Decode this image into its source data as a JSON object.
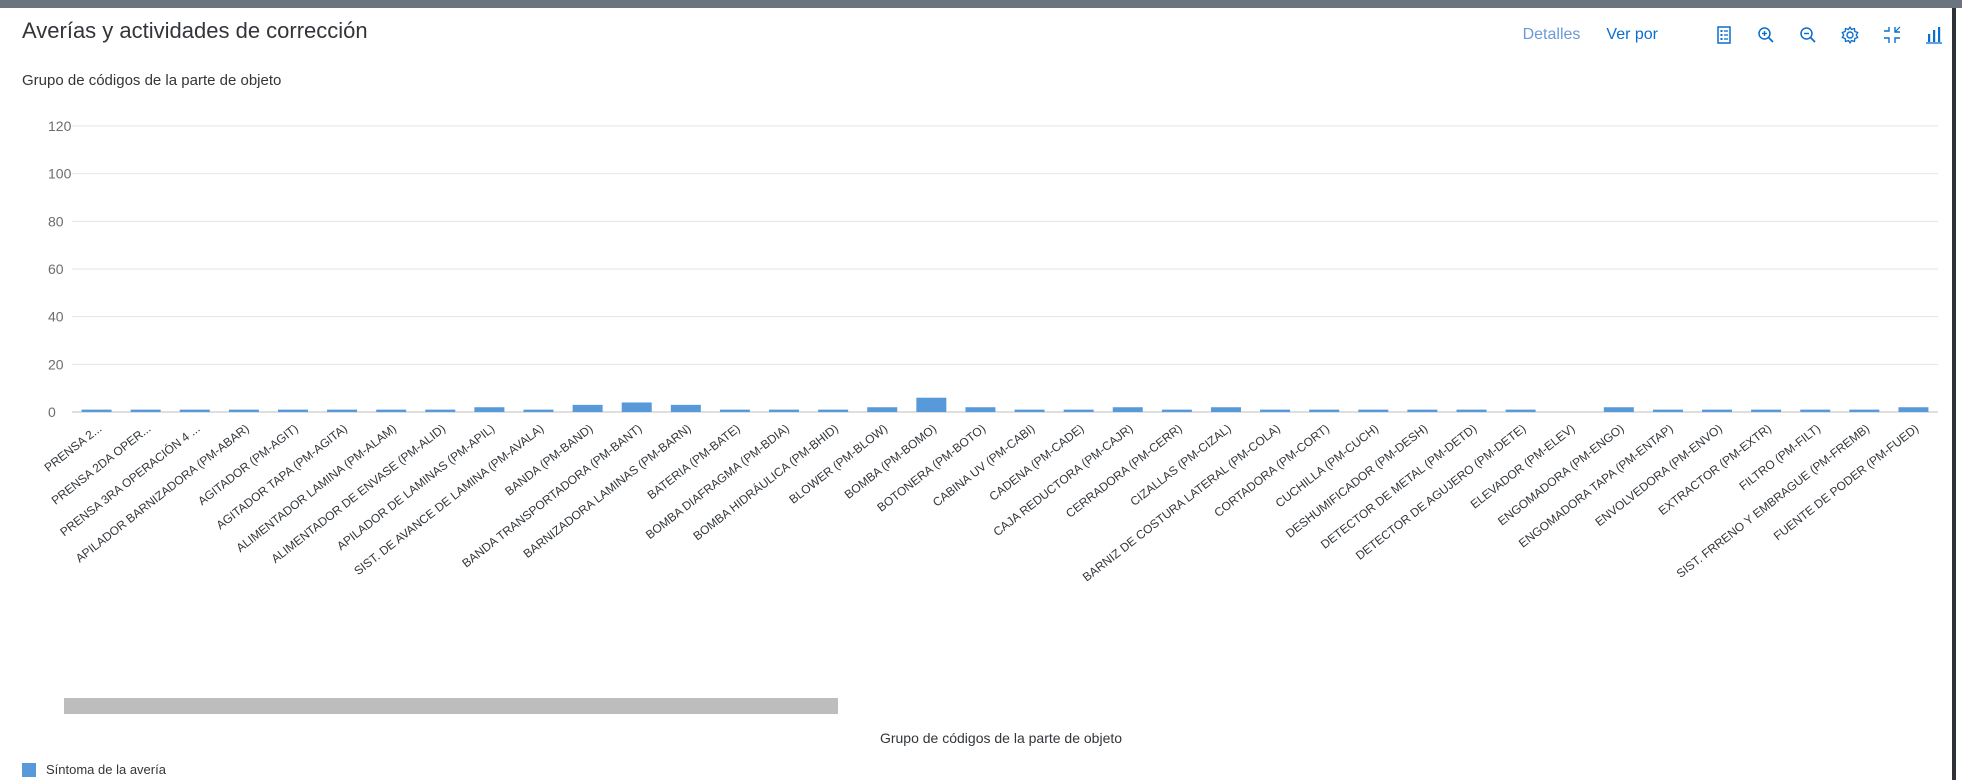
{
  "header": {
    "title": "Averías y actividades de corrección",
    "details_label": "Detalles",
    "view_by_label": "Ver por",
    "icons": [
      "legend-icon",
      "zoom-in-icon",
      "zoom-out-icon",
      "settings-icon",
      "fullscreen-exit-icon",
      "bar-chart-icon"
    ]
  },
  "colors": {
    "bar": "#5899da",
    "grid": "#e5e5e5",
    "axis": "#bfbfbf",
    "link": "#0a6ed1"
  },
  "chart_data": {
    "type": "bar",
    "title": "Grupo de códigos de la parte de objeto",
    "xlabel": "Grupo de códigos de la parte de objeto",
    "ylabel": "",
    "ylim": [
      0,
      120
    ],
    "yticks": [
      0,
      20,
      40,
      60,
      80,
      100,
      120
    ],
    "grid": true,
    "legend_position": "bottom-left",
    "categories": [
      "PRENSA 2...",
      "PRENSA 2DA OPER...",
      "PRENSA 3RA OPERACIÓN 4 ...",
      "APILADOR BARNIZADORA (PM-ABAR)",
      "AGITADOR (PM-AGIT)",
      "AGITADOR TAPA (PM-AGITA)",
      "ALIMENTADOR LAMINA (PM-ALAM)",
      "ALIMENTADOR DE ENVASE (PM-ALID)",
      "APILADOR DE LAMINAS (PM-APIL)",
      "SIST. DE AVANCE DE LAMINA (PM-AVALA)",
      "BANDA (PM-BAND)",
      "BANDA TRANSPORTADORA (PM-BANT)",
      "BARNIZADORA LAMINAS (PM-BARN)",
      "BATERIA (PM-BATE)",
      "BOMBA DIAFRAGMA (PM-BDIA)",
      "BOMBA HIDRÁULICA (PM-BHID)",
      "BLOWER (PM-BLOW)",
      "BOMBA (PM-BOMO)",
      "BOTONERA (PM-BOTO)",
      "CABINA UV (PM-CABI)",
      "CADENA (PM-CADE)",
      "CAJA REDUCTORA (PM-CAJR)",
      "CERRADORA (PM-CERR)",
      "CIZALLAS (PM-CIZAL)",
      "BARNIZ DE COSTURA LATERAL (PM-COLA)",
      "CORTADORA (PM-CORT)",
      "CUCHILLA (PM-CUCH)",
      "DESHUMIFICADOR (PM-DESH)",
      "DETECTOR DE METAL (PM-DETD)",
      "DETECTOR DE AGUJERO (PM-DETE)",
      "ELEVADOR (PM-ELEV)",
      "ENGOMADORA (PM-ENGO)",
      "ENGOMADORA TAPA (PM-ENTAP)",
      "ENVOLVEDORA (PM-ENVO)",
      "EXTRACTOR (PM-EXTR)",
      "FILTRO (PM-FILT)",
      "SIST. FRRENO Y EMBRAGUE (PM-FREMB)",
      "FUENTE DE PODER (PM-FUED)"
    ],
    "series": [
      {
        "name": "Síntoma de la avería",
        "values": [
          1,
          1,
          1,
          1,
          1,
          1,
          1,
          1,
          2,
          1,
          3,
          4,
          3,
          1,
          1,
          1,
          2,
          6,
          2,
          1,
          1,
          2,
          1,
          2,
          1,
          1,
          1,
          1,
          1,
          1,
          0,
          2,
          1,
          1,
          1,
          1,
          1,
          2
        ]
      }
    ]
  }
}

================

*WHAT YOU NEED TO DO*
Only the count is needed: the number of lines in the data that include the word "AGITADOR".

*SOLUTION BELOW*
2